• Problem
Your task is to repeat the listing exactly.

• Records shown
**********

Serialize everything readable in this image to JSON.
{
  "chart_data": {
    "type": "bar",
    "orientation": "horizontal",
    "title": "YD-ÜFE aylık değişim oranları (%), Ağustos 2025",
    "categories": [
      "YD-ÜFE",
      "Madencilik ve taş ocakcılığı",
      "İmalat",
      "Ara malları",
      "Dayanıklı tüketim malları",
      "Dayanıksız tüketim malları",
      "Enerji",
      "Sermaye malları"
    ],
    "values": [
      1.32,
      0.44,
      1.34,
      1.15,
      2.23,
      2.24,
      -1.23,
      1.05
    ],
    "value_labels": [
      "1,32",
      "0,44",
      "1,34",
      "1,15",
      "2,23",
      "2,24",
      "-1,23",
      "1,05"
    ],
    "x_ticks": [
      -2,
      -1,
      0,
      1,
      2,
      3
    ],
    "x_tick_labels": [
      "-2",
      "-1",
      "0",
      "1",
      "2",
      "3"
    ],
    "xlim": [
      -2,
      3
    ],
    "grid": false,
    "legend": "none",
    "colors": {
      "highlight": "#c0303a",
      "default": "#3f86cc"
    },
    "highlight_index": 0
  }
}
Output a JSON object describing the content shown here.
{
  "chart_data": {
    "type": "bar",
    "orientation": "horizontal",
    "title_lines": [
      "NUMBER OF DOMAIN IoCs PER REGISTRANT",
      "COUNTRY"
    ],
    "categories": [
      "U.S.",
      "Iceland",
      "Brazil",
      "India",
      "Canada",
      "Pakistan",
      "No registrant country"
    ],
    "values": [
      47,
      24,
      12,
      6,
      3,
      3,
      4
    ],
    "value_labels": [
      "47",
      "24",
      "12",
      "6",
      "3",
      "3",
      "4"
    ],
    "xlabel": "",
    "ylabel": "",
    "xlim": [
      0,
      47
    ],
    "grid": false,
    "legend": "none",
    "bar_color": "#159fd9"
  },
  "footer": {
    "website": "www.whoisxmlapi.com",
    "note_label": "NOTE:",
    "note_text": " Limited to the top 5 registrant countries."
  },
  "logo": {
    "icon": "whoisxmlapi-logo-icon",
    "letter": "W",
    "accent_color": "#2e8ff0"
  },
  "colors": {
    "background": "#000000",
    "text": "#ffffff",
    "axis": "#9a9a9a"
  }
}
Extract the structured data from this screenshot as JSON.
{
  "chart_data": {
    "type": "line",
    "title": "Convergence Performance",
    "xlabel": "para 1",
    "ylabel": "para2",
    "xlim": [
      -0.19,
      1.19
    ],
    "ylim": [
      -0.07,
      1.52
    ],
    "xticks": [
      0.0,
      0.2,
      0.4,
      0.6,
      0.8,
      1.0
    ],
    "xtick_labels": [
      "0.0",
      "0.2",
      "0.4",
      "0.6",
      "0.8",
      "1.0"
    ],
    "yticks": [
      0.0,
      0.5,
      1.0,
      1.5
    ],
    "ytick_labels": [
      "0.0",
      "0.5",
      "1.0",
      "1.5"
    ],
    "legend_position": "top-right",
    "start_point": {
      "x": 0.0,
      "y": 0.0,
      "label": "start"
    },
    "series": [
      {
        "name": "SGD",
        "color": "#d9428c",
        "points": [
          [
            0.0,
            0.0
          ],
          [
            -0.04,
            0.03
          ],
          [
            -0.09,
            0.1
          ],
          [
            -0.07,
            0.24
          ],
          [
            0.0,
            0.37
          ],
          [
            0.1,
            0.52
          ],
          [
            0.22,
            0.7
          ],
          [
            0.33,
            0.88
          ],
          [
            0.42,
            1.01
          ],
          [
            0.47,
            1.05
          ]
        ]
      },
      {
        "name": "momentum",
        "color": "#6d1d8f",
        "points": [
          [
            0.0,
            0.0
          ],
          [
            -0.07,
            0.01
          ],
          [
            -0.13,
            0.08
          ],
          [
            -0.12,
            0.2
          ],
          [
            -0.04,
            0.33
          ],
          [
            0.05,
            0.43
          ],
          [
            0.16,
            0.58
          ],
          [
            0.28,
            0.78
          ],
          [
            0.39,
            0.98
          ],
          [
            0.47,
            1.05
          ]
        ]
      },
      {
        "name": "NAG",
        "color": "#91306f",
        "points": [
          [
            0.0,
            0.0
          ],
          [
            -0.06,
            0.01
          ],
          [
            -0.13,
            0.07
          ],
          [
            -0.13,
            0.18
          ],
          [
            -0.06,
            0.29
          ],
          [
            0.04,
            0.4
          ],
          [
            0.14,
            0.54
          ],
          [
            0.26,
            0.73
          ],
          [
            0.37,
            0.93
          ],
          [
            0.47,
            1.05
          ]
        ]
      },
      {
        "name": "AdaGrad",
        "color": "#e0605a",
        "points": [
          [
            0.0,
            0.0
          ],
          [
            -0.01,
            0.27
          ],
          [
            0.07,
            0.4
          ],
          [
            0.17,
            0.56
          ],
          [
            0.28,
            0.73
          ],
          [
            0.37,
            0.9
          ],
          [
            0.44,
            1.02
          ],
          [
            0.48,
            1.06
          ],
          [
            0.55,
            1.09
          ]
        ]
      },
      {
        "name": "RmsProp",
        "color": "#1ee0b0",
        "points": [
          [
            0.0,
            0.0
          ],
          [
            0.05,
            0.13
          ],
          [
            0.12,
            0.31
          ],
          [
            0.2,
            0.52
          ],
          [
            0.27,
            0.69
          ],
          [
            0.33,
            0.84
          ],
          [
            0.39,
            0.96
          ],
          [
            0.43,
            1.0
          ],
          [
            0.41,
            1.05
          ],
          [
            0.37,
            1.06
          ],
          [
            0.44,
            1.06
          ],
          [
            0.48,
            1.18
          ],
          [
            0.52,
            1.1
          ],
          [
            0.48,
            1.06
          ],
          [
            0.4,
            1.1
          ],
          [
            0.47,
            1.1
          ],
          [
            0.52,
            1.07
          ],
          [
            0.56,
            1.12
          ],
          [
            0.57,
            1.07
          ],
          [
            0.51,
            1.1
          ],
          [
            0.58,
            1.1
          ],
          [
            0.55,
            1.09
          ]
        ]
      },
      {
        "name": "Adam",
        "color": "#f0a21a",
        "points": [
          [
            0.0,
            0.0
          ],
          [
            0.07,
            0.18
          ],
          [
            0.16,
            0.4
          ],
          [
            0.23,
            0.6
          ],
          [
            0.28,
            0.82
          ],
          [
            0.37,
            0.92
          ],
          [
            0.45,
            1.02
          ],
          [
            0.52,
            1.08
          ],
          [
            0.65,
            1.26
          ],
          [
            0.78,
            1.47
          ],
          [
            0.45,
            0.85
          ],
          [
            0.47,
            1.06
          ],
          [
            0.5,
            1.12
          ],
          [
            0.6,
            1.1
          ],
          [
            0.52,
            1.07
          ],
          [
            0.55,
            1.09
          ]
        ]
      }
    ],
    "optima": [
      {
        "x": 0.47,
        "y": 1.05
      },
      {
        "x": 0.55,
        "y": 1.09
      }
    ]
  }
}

**********

• Answer for the task
Serialize everything readable in this image to JSON.
{
  "chart_data": {
    "type": "bar",
    "orientation": "horizontal",
    "title": "YD-ÜFE aylık değişim oranları (%), Ağustos 2025",
    "categories": [
      "YD-ÜFE",
      "Madencilik ve taş ocakcılığı",
      "İmalat",
      "Ara malları",
      "Dayanıklı tüketim malları",
      "Dayanıksız tüketim malları",
      "Enerji",
      "Sermaye malları"
    ],
    "values": [
      1.32,
      0.44,
      1.34,
      1.15,
      2.23,
      2.24,
      -1.23,
      1.05
    ],
    "value_labels": [
      "1,32",
      "0,44",
      "1,34",
      "1,15",
      "2,23",
      "2,24",
      "-1,23",
      "1,05"
    ],
    "x_ticks": [
      -2,
      -1,
      0,
      1,
      2,
      3
    ],
    "x_tick_labels": [
      "-2",
      "-1",
      "0",
      "1",
      "2",
      "3"
    ],
    "xlim": [
      -2,
      3
    ],
    "grid": false,
    "legend": "none",
    "colors": {
      "highlight": "#c0303a",
      "default": "#3f86cc"
    },
    "highlight_index": 0
  }
}
Output a JSON object describing the content shown here.
{
  "chart_data": {
    "type": "bar",
    "orientation": "horizontal",
    "title_lines": [
      "NUMBER OF DOMAIN IoCs PER REGISTRANT",
      "COUNTRY"
    ],
    "categories": [
      "U.S.",
      "Iceland",
      "Brazil",
      "India",
      "Canada",
      "Pakistan",
      "No registrant country"
    ],
    "values": [
      47,
      24,
      12,
      6,
      3,
      3,
      4
    ],
    "value_labels": [
      "47",
      "24",
      "12",
      "6",
      "3",
      "3",
      "4"
    ],
    "xlabel": "",
    "ylabel": "",
    "xlim": [
      0,
      47
    ],
    "grid": false,
    "legend": "none",
    "bar_color": "#159fd9"
  },
  "footer": {
    "website": "www.whoisxmlapi.com",
    "note_label": "NOTE:",
    "note_text": " Limited to the top 5 registrant countries."
  },
  "logo": {
    "icon": "whoisxmlapi-logo-icon",
    "letter": "W",
    "accent_color": "#2e8ff0"
  },
  "colors": {
    "background": "#000000",
    "text": "#ffffff",
    "axis": "#9a9a9a"
  }
}
Extract the structured data from this screenshot as JSON.
{
  "chart_data": {
    "type": "line",
    "title": "Convergence Performance",
    "xlabel": "para 1",
    "ylabel": "para2",
    "xlim": [
      -0.19,
      1.19
    ],
    "ylim": [
      -0.07,
      1.52
    ],
    "xticks": [
      0.0,
      0.2,
      0.4,
      0.6,
      0.8,
      1.0
    ],
    "xtick_labels": [
      "0.0",
      "0.2",
      "0.4",
      "0.6",
      "0.8",
      "1.0"
    ],
    "yticks": [
      0.0,
      0.5,
      1.0,
      1.5
    ],
    "ytick_labels": [
      "0.0",
      "0.5",
      "1.0",
      "1.5"
    ],
    "legend_position": "top-right",
    "start_point": {
      "x": 0.0,
      "y": 0.0,
      "label": "start"
    },
    "series": [
      {
        "name": "SGD",
        "color": "#d9428c",
        "points": [
          [
            0.0,
            0.0
          ],
          [
            -0.04,
            0.03
          ],
          [
            -0.09,
            0.1
          ],
          [
            -0.07,
            0.24
          ],
          [
            0.0,
            0.37
          ],
          [
            0.1,
            0.52
          ],
          [
            0.22,
            0.7
          ],
          [
            0.33,
            0.88
          ],
          [
            0.42,
            1.01
          ],
          [
            0.47,
            1.05
          ]
        ]
      },
      {
        "name": "momentum",
        "color": "#6d1d8f",
        "points": [
          [
            0.0,
            0.0
          ],
          [
            -0.07,
            0.01
          ],
          [
            -0.13,
            0.08
          ],
          [
            -0.12,
            0.2
          ],
          [
            -0.04,
            0.33
          ],
          [
            0.05,
            0.43
          ],
          [
            0.16,
            0.58
          ],
          [
            0.28,
            0.78
          ],
          [
            0.39,
            0.98
          ],
          [
            0.47,
            1.05
          ]
        ]
      },
      {
        "name": "NAG",
        "color": "#91306f",
        "points": [
          [
            0.0,
            0.0
          ],
          [
            -0.06,
            0.01
          ],
          [
            -0.13,
            0.07
          ],
          [
            -0.13,
            0.18
          ],
          [
            -0.06,
            0.29
          ],
          [
            0.04,
            0.4
          ],
          [
            0.14,
            0.54
          ],
          [
            0.26,
            0.73
          ],
          [
            0.37,
            0.93
          ],
          [
            0.47,
            1.05
          ]
        ]
      },
      {
        "name": "AdaGrad",
        "color": "#e0605a",
        "points": [
          [
            0.0,
            0.0
          ],
          [
            -0.01,
            0.27
          ],
          [
            0.07,
            0.4
          ],
          [
            0.17,
            0.56
          ],
          [
            0.28,
            0.73
          ],
          [
            0.37,
            0.9
          ],
          [
            0.44,
            1.02
          ],
          [
            0.48,
            1.06
          ],
          [
            0.55,
            1.09
          ]
        ]
      },
      {
        "name": "RmsProp",
        "color": "#1ee0b0",
        "points": [
          [
            0.0,
            0.0
          ],
          [
            0.05,
            0.13
          ],
          [
            0.12,
            0.31
          ],
          [
            0.2,
            0.52
          ],
          [
            0.27,
            0.69
          ],
          [
            0.33,
            0.84
          ],
          [
            0.39,
            0.96
          ],
          [
            0.43,
            1.0
          ],
          [
            0.41,
            1.05
          ],
          [
            0.37,
            1.06
          ],
          [
            0.44,
            1.06
          ],
          [
            0.48,
            1.18
          ],
          [
            0.52,
            1.1
          ],
          [
            0.48,
            1.06
          ],
          [
            0.4,
            1.1
          ],
          [
            0.47,
            1.1
          ],
          [
            0.52,
            1.07
          ],
          [
            0.56,
            1.12
          ],
          [
            0.57,
            1.07
          ],
          [
            0.51,
            1.1
          ],
          [
            0.58,
            1.1
          ],
          [
            0.55,
            1.09
          ]
        ]
      },
      {
        "name": "Adam",
        "color": "#f0a21a",
        "points": [
          [
            0.0,
            0.0
          ],
          [
            0.07,
            0.18
          ],
          [
            0.16,
            0.4
          ],
          [
            0.23,
            0.6
          ],
          [
            0.28,
            0.82
          ],
          [
            0.37,
            0.92
          ],
          [
            0.45,
            1.02
          ],
          [
            0.52,
            1.08
          ],
          [
            0.65,
            1.26
          ],
          [
            0.78,
            1.47
          ],
          [
            0.45,
            0.85
          ],
          [
            0.47,
            1.06
          ],
          [
            0.5,
            1.12
          ],
          [
            0.6,
            1.1
          ],
          [
            0.52,
            1.07
          ],
          [
            0.55,
            1.09
          ]
        ]
      }
    ],
    "optima": [
      {
        "x": 0.47,
        "y": 1.05
      },
      {
        "x": 0.55,
        "y": 1.09
      }
    ]
  }
}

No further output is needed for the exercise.